■ Problem to solve:
Write out the records beneath this line exactly as they appear, minus any images.

■ Available records:
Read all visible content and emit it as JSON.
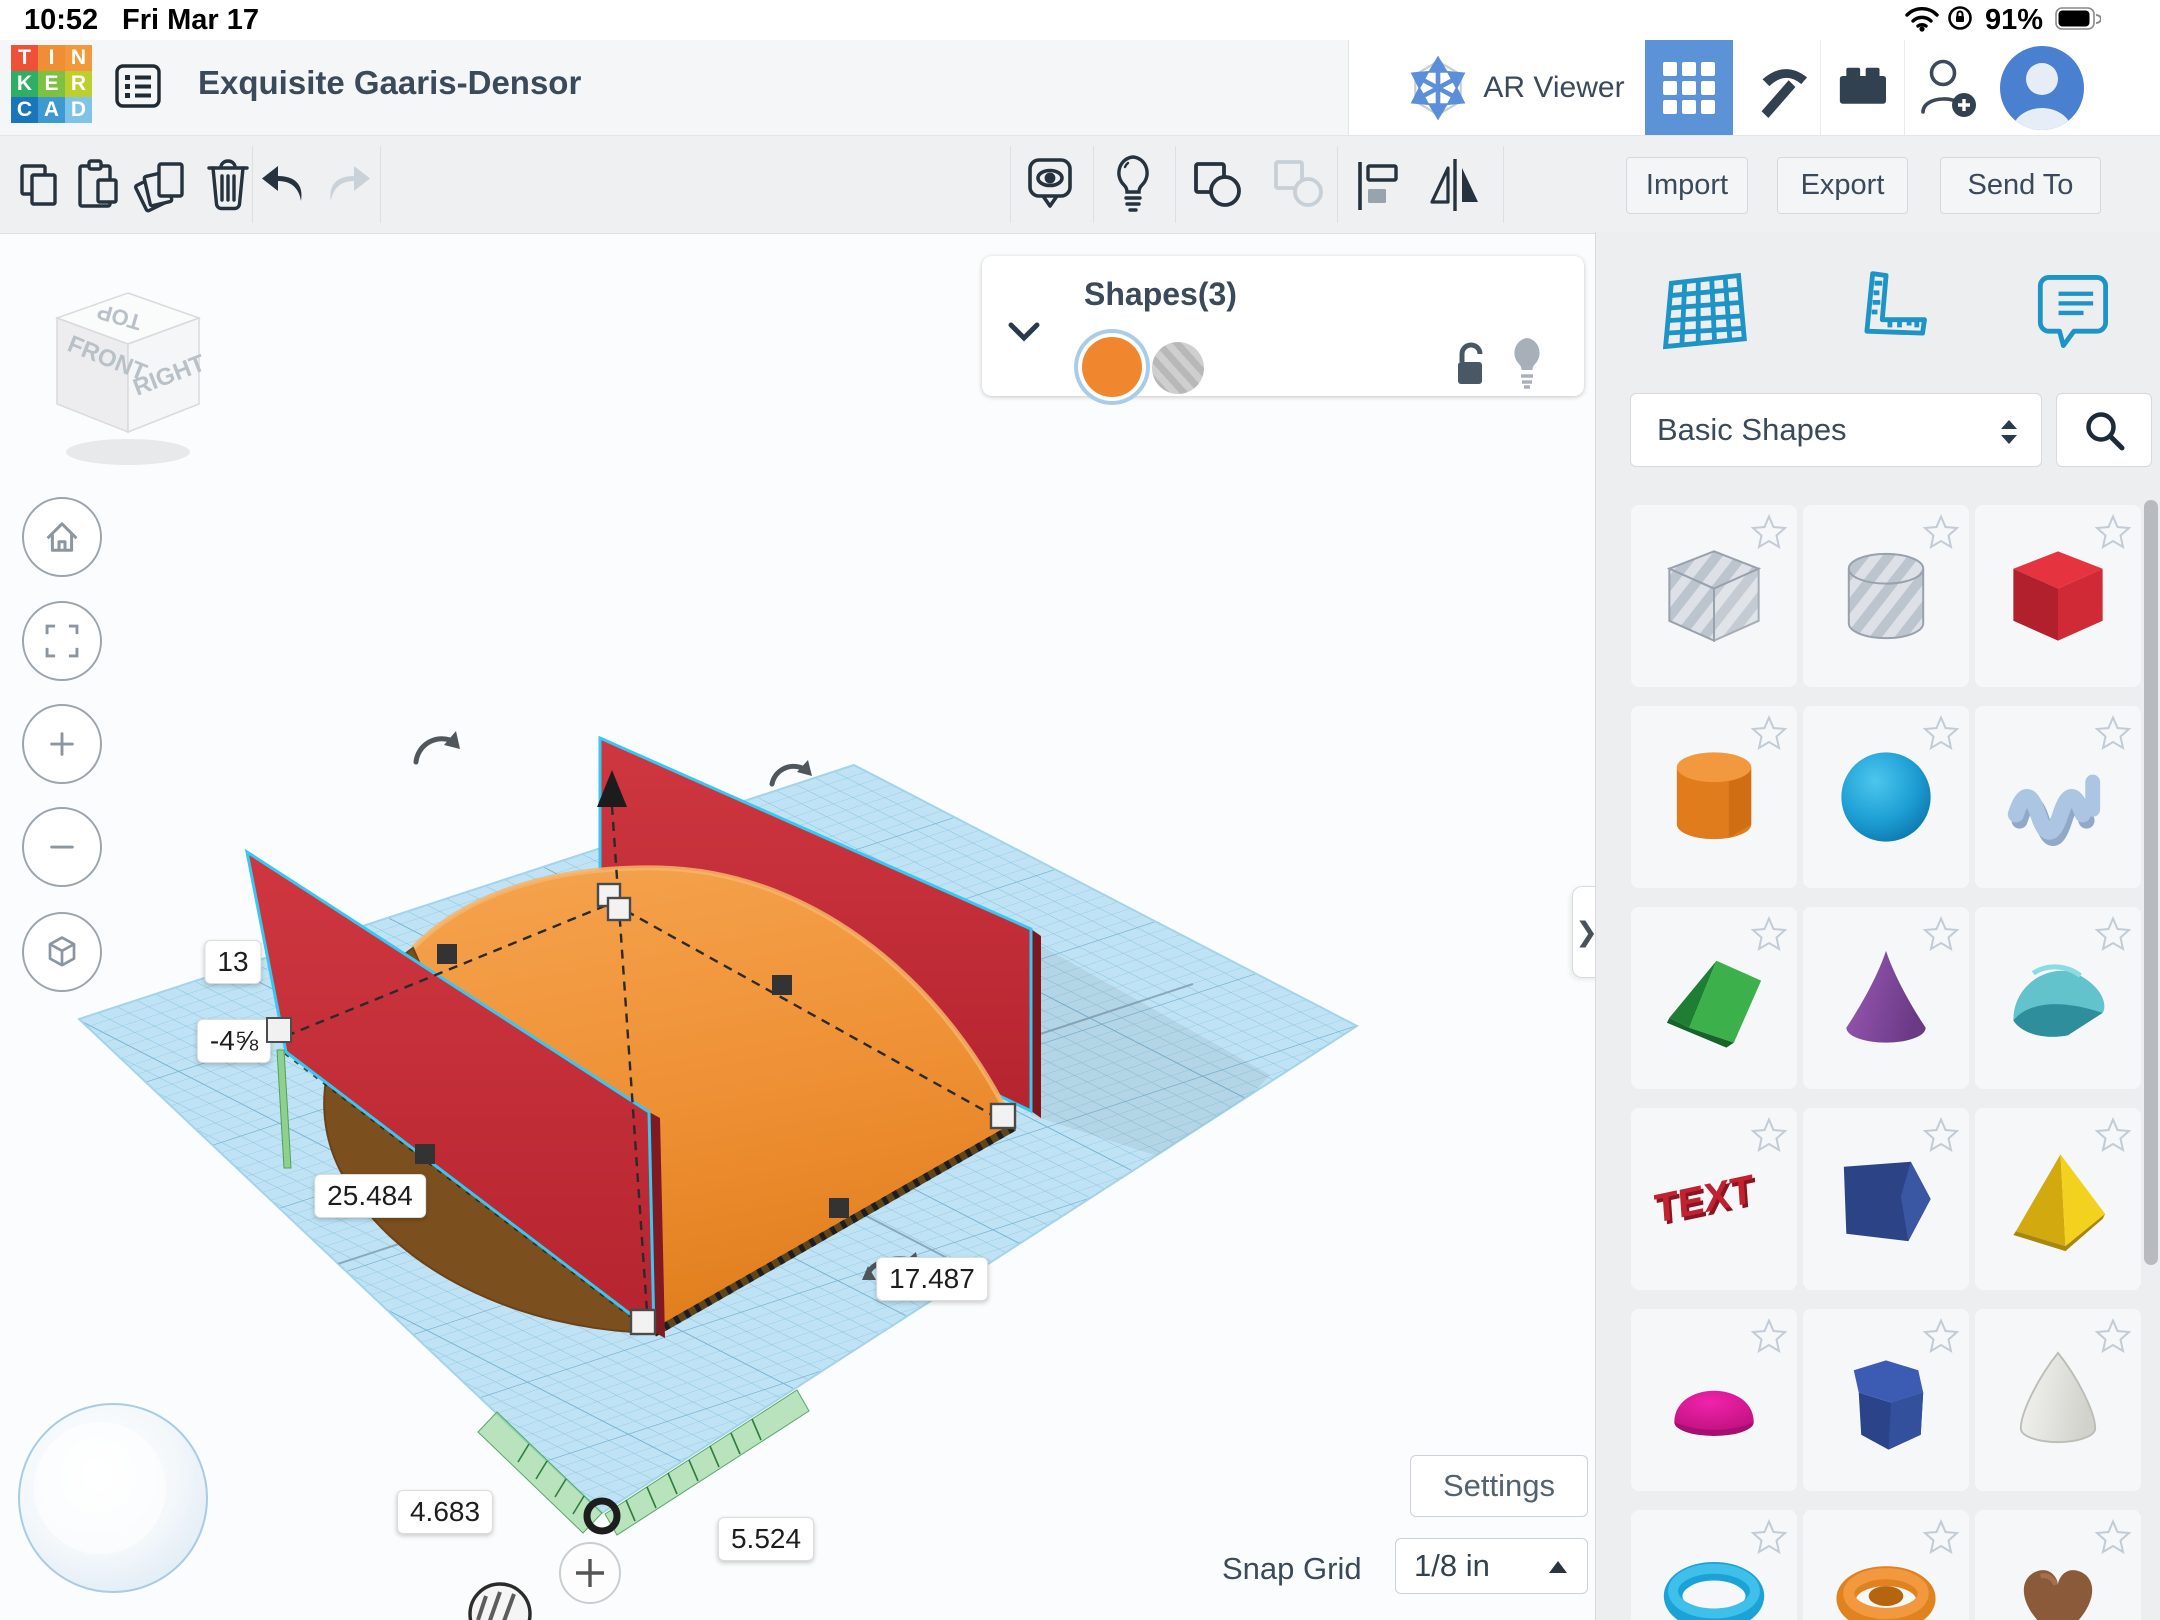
{
  "status_bar": {
    "time": "10:52",
    "date": "Fri Mar 17",
    "battery_percent": "91%"
  },
  "header": {
    "logo_letters": [
      "T",
      "I",
      "N",
      "K",
      "E",
      "R",
      "C",
      "A",
      "D"
    ],
    "logo_colors": [
      "#ef5038",
      "#f08e36",
      "#f2993b",
      "#2fae66",
      "#7cc142",
      "#bccf2f",
      "#1b75bb",
      "#3d9ad1",
      "#7fc3e8"
    ],
    "title": "Exquisite Gaaris-Densor",
    "ar_viewer_label": "AR Viewer"
  },
  "toolbar": {
    "import_label": "Import",
    "export_label": "Export",
    "send_to_label": "Send To"
  },
  "selection_panel": {
    "title": "Shapes(3)"
  },
  "view_cube": {
    "top": "TOP",
    "front": "FRONT",
    "right": "RIGHT"
  },
  "dimension_labels": {
    "height": "13",
    "elevation": "-4⅝",
    "width": "25.484",
    "depth": "17.487",
    "pos_a": "4.683",
    "pos_b": "5.524"
  },
  "footer": {
    "settings_label": "Settings",
    "snap_grid_label": "Snap Grid",
    "snap_grid_value": "1/8 in"
  },
  "sidebar": {
    "category_value": "Basic Shapes",
    "shape_icons": [
      "box-hole",
      "cylinder-hole",
      "box",
      "cylinder",
      "sphere",
      "scribble",
      "roof",
      "cone",
      "round-roof",
      "text",
      "wedge",
      "pyramid",
      "paraboloid",
      "polygon",
      "egg",
      "torus",
      "tube",
      "heart"
    ]
  },
  "colors": {
    "accent_blue": "#5b93d6",
    "sidebar_icon_blue": "#1d93c6",
    "slate_text": "#3b4a5a",
    "wall_red": "#c62f39",
    "shape_orange": "#ef8f33",
    "selection_cyan": "#35c8f2",
    "workplane_blue": "#bfe3f4"
  }
}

■ Exercise answer:
Read all visible content and emit it as JSON.
{
  "status_bar": {
    "time": "10:52",
    "date": "Fri Mar 17",
    "battery_percent": "91%"
  },
  "header": {
    "logo_letters": [
      "T",
      "I",
      "N",
      "K",
      "E",
      "R",
      "C",
      "A",
      "D"
    ],
    "logo_colors": [
      "#ef5038",
      "#f08e36",
      "#f2993b",
      "#2fae66",
      "#7cc142",
      "#bccf2f",
      "#1b75bb",
      "#3d9ad1",
      "#7fc3e8"
    ],
    "title": "Exquisite Gaaris-Densor",
    "ar_viewer_label": "AR Viewer"
  },
  "toolbar": {
    "import_label": "Import",
    "export_label": "Export",
    "send_to_label": "Send To"
  },
  "selection_panel": {
    "title": "Shapes(3)"
  },
  "view_cube": {
    "top": "TOP",
    "front": "FRONT",
    "right": "RIGHT"
  },
  "dimension_labels": {
    "height": "13",
    "elevation": "-4⅝",
    "width": "25.484",
    "depth": "17.487",
    "pos_a": "4.683",
    "pos_b": "5.524"
  },
  "footer": {
    "settings_label": "Settings",
    "snap_grid_label": "Snap Grid",
    "snap_grid_value": "1/8 in"
  },
  "sidebar": {
    "category_value": "Basic Shapes",
    "shape_icons": [
      "box-hole",
      "cylinder-hole",
      "box",
      "cylinder",
      "sphere",
      "scribble",
      "roof",
      "cone",
      "round-roof",
      "text",
      "wedge",
      "pyramid",
      "paraboloid",
      "polygon",
      "egg",
      "torus",
      "tube",
      "heart"
    ]
  },
  "colors": {
    "accent_blue": "#5b93d6",
    "sidebar_icon_blue": "#1d93c6",
    "slate_text": "#3b4a5a",
    "wall_red": "#c62f39",
    "shape_orange": "#ef8f33",
    "selection_cyan": "#35c8f2",
    "workplane_blue": "#bfe3f4"
  }
}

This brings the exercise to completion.